*TASK DESCRIPTION*: Scan the records for the string "مالا"; copy each line where it occurs.

#####

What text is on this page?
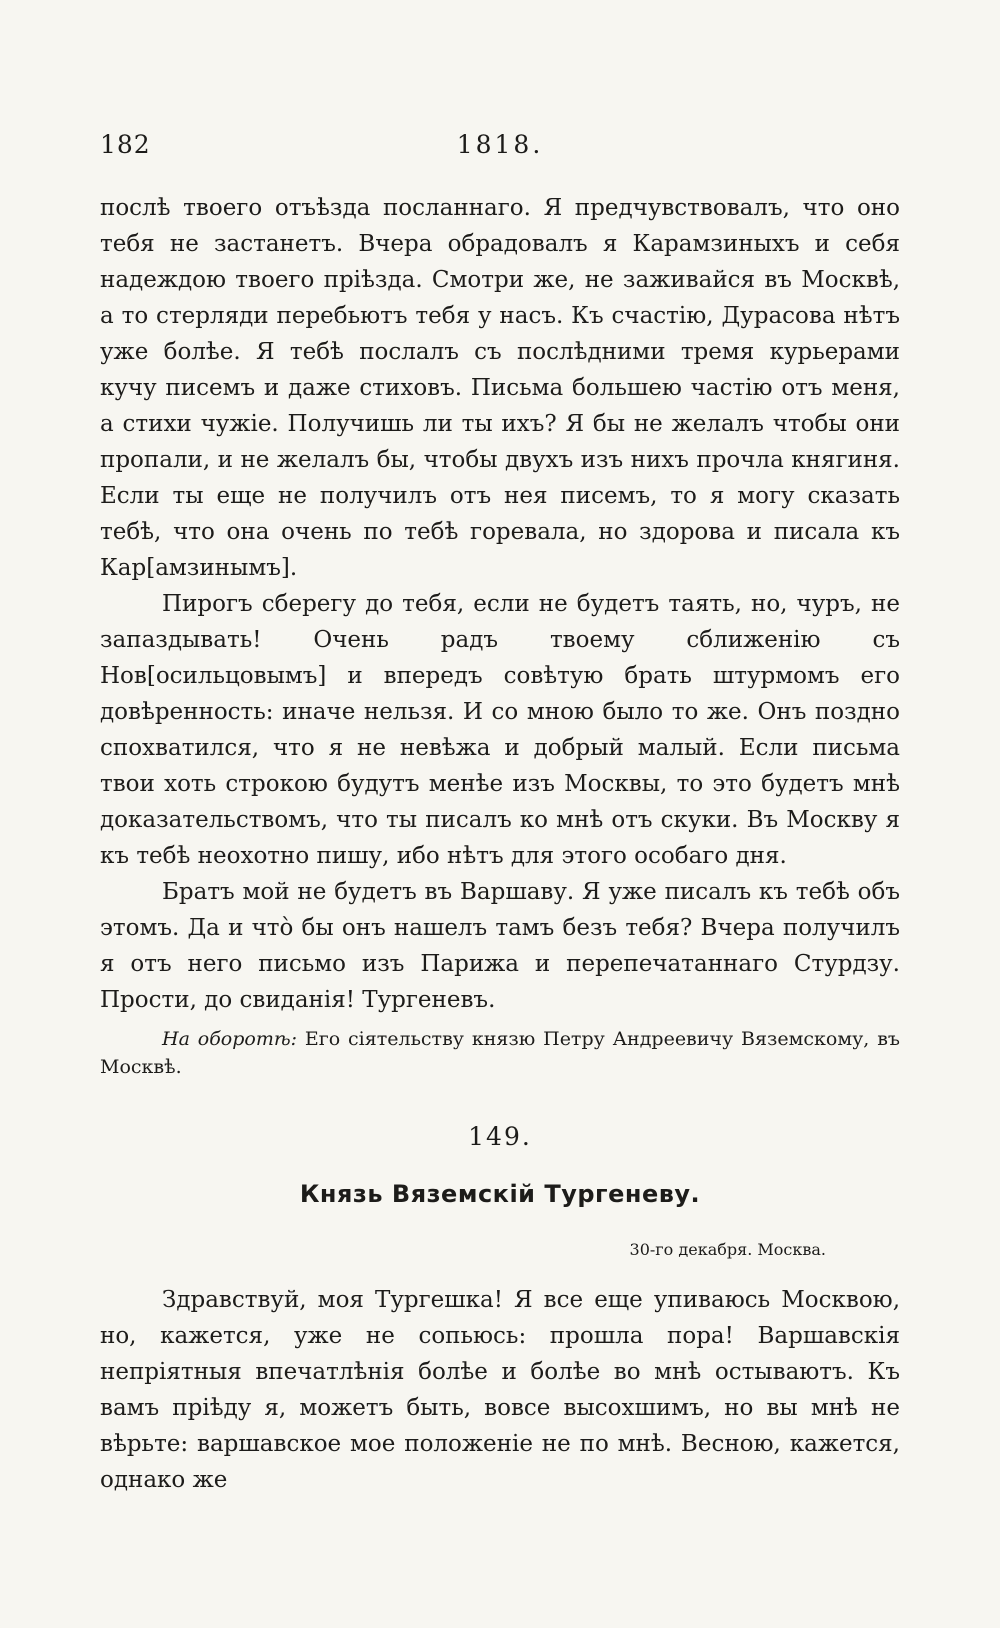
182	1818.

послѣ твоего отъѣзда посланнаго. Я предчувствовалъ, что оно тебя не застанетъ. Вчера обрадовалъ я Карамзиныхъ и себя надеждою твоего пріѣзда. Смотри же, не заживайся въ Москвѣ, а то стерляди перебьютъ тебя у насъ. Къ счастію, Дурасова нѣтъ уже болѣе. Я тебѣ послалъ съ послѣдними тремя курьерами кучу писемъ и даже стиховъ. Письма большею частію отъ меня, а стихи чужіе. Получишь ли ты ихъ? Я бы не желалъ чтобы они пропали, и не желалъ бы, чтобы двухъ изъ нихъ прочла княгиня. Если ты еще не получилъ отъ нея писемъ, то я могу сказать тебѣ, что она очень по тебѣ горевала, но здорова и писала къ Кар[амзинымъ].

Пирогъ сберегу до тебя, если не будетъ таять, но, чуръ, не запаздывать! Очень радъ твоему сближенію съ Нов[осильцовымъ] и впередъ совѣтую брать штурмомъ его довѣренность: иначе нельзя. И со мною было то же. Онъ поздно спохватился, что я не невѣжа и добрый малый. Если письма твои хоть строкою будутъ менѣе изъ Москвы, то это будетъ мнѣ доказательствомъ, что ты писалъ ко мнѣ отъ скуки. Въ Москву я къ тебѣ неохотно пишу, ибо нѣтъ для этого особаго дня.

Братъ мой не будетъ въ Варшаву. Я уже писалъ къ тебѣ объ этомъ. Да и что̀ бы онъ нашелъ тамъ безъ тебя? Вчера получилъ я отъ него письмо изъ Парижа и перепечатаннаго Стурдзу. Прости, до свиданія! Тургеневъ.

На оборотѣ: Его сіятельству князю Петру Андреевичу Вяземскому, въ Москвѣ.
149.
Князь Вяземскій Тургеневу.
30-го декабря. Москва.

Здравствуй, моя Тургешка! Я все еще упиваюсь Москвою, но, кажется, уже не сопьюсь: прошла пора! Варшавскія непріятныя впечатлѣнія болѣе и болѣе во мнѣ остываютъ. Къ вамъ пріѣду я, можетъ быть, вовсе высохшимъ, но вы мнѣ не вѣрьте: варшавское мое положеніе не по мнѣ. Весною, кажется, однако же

#####

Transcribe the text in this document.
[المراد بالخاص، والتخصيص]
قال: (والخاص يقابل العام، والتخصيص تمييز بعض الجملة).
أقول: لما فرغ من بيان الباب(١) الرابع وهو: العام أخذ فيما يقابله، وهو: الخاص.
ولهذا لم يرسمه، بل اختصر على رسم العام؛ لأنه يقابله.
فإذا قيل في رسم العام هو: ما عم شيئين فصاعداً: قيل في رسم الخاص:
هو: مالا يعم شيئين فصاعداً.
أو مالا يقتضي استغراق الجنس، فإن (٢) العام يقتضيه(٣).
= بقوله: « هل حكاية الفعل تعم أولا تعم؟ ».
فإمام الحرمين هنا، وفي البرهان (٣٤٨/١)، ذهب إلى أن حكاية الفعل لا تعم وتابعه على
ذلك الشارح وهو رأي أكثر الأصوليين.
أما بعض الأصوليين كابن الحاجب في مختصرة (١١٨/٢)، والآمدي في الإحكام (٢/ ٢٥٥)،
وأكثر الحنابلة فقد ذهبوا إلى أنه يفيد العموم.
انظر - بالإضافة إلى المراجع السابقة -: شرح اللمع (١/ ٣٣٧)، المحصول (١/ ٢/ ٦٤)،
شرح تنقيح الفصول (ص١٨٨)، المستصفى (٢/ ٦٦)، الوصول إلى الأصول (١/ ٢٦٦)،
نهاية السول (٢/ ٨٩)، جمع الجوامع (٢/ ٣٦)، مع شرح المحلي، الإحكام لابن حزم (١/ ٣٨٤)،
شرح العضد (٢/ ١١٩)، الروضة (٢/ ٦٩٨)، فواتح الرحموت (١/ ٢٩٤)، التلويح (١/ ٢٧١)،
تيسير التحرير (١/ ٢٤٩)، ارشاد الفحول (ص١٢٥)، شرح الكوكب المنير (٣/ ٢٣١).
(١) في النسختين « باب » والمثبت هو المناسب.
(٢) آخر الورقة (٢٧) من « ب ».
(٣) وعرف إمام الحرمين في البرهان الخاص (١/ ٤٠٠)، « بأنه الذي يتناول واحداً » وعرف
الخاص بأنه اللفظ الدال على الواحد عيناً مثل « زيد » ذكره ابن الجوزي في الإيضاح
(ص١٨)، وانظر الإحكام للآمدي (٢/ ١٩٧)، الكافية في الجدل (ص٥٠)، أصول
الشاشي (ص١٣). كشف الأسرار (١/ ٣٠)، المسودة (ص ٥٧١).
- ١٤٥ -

#####

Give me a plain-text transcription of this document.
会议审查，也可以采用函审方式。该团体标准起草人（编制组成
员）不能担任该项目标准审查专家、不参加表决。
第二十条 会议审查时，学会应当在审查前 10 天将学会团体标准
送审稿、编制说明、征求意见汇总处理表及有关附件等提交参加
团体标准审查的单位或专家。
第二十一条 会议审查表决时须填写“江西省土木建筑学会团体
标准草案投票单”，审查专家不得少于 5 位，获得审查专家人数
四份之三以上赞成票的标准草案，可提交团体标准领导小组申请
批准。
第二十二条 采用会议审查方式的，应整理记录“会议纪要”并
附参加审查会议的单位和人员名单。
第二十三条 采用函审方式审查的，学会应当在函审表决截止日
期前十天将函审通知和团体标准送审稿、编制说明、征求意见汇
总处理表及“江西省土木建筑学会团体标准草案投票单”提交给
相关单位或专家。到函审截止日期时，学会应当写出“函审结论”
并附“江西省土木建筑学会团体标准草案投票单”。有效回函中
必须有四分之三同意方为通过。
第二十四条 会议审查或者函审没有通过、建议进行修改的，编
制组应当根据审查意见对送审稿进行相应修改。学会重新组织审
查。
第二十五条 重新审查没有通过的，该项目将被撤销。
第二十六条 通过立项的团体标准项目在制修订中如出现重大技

#####

*WRITTEN ANSWER*:
هو: مالا يعم شيئين فصاعداً.
أو مالا يقتضي استغراق الجنس، فإن (٢) العام يقتضيه(٣).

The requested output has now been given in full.